OBJECTIVE >> Write out the whole listing again, exactly as given.

□ □ □ □ □

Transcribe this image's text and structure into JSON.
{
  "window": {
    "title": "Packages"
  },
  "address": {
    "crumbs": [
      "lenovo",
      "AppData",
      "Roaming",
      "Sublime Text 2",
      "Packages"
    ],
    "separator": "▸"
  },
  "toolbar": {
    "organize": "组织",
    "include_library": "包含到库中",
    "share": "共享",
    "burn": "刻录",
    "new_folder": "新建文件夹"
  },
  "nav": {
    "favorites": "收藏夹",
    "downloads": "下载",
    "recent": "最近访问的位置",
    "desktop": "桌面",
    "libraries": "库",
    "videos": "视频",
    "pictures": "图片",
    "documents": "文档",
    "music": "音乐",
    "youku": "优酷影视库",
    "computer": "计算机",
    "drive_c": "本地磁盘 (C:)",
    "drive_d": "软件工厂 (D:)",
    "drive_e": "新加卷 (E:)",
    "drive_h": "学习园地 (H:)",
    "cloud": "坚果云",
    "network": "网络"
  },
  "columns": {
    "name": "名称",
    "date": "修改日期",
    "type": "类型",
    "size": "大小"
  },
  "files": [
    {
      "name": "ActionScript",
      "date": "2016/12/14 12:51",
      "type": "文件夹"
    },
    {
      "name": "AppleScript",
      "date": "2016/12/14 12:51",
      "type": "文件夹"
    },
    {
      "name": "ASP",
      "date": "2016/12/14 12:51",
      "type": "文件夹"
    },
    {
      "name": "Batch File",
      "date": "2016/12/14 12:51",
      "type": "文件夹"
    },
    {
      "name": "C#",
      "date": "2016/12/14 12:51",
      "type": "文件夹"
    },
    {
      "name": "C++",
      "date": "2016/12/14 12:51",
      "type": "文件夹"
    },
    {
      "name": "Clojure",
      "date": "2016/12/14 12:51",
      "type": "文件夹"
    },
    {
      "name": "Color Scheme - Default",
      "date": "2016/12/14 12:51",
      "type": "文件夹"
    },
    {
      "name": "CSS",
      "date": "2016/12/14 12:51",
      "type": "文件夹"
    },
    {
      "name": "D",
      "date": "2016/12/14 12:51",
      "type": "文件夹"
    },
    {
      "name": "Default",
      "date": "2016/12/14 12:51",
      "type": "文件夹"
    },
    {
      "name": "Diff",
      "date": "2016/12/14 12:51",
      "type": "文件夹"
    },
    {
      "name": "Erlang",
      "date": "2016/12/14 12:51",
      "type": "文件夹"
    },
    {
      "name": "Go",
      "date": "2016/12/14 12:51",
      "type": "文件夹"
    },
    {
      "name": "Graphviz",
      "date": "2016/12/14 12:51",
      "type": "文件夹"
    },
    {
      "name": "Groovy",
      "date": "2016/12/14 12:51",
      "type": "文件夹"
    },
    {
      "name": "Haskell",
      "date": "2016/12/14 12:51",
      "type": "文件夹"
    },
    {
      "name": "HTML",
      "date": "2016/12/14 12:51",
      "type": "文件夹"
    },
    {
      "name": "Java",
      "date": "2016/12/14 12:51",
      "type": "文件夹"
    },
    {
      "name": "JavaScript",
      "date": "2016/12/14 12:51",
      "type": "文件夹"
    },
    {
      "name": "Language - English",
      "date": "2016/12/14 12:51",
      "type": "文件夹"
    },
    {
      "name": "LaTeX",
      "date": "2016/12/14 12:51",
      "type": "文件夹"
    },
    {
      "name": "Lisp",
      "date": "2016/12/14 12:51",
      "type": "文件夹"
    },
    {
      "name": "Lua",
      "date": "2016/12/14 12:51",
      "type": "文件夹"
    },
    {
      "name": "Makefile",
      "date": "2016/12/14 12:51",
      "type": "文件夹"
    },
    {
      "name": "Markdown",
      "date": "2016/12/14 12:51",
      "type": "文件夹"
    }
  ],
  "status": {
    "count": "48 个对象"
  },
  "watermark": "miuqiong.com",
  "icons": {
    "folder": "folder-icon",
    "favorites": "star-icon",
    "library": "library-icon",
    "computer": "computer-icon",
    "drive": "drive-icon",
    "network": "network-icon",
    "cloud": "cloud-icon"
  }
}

□ □ □ □ □

SOLUTION TO THE EXERCISE >>
Transcribe this image's text and structure into JSON.
{
  "window": {
    "title": "Packages"
  },
  "address": {
    "crumbs": [
      "lenovo",
      "AppData",
      "Roaming",
      "Sublime Text 2",
      "Packages"
    ],
    "separator": "▸"
  },
  "toolbar": {
    "organize": "组织",
    "include_library": "包含到库中",
    "share": "共享",
    "burn": "刻录",
    "new_folder": "新建文件夹"
  },
  "nav": {
    "favorites": "收藏夹",
    "downloads": "下载",
    "recent": "最近访问的位置",
    "desktop": "桌面",
    "libraries": "库",
    "videos": "视频",
    "pictures": "图片",
    "documents": "文档",
    "music": "音乐",
    "youku": "优酷影视库",
    "computer": "计算机",
    "drive_c": "本地磁盘 (C:)",
    "drive_d": "软件工厂 (D:)",
    "drive_e": "新加卷 (E:)",
    "drive_h": "学习园地 (H:)",
    "cloud": "坚果云",
    "network": "网络"
  },
  "columns": {
    "name": "名称",
    "date": "修改日期",
    "type": "类型",
    "size": "大小"
  },
  "files": [
    {
      "name": "ActionScript",
      "date": "2016/12/14 12:51",
      "type": "文件夹"
    },
    {
      "name": "AppleScript",
      "date": "2016/12/14 12:51",
      "type": "文件夹"
    },
    {
      "name": "ASP",
      "date": "2016/12/14 12:51",
      "type": "文件夹"
    },
    {
      "name": "Batch File",
      "date": "2016/12/14 12:51",
      "type": "文件夹"
    },
    {
      "name": "C#",
      "date": "2016/12/14 12:51",
      "type": "文件夹"
    },
    {
      "name": "C++",
      "date": "2016/12/14 12:51",
      "type": "文件夹"
    },
    {
      "name": "Clojure",
      "date": "2016/12/14 12:51",
      "type": "文件夹"
    },
    {
      "name": "Color Scheme - Default",
      "date": "2016/12/14 12:51",
      "type": "文件夹"
    },
    {
      "name": "CSS",
      "date": "2016/12/14 12:51",
      "type": "文件夹"
    },
    {
      "name": "D",
      "date": "2016/12/14 12:51",
      "type": "文件夹"
    },
    {
      "name": "Default",
      "date": "2016/12/14 12:51",
      "type": "文件夹"
    },
    {
      "name": "Diff",
      "date": "2016/12/14 12:51",
      "type": "文件夹"
    },
    {
      "name": "Erlang",
      "date": "2016/12/14 12:51",
      "type": "文件夹"
    },
    {
      "name": "Go",
      "date": "2016/12/14 12:51",
      "type": "文件夹"
    },
    {
      "name": "Graphviz",
      "date": "2016/12/14 12:51",
      "type": "文件夹"
    },
    {
      "name": "Groovy",
      "date": "2016/12/14 12:51",
      "type": "文件夹"
    },
    {
      "name": "Haskell",
      "date": "2016/12/14 12:51",
      "type": "文件夹"
    },
    {
      "name": "HTML",
      "date": "2016/12/14 12:51",
      "type": "文件夹"
    },
    {
      "name": "Java",
      "date": "2016/12/14 12:51",
      "type": "文件夹"
    },
    {
      "name": "JavaScript",
      "date": "2016/12/14 12:51",
      "type": "文件夹"
    },
    {
      "name": "Language - English",
      "date": "2016/12/14 12:51",
      "type": "文件夹"
    },
    {
      "name": "LaTeX",
      "date": "2016/12/14 12:51",
      "type": "文件夹"
    },
    {
      "name": "Lisp",
      "date": "2016/12/14 12:51",
      "type": "文件夹"
    },
    {
      "name": "Lua",
      "date": "2016/12/14 12:51",
      "type": "文件夹"
    },
    {
      "name": "Makefile",
      "date": "2016/12/14 12:51",
      "type": "文件夹"
    },
    {
      "name": "Markdown",
      "date": "2016/12/14 12:51",
      "type": "文件夹"
    }
  ],
  "status": {
    "count": "48 个对象"
  },
  "watermark": "miuqiong.com",
  "icons": {
    "folder": "folder-icon",
    "favorites": "star-icon",
    "library": "library-icon",
    "computer": "computer-icon",
    "drive": "drive-icon",
    "network": "network-icon",
    "cloud": "cloud-icon"
  }
}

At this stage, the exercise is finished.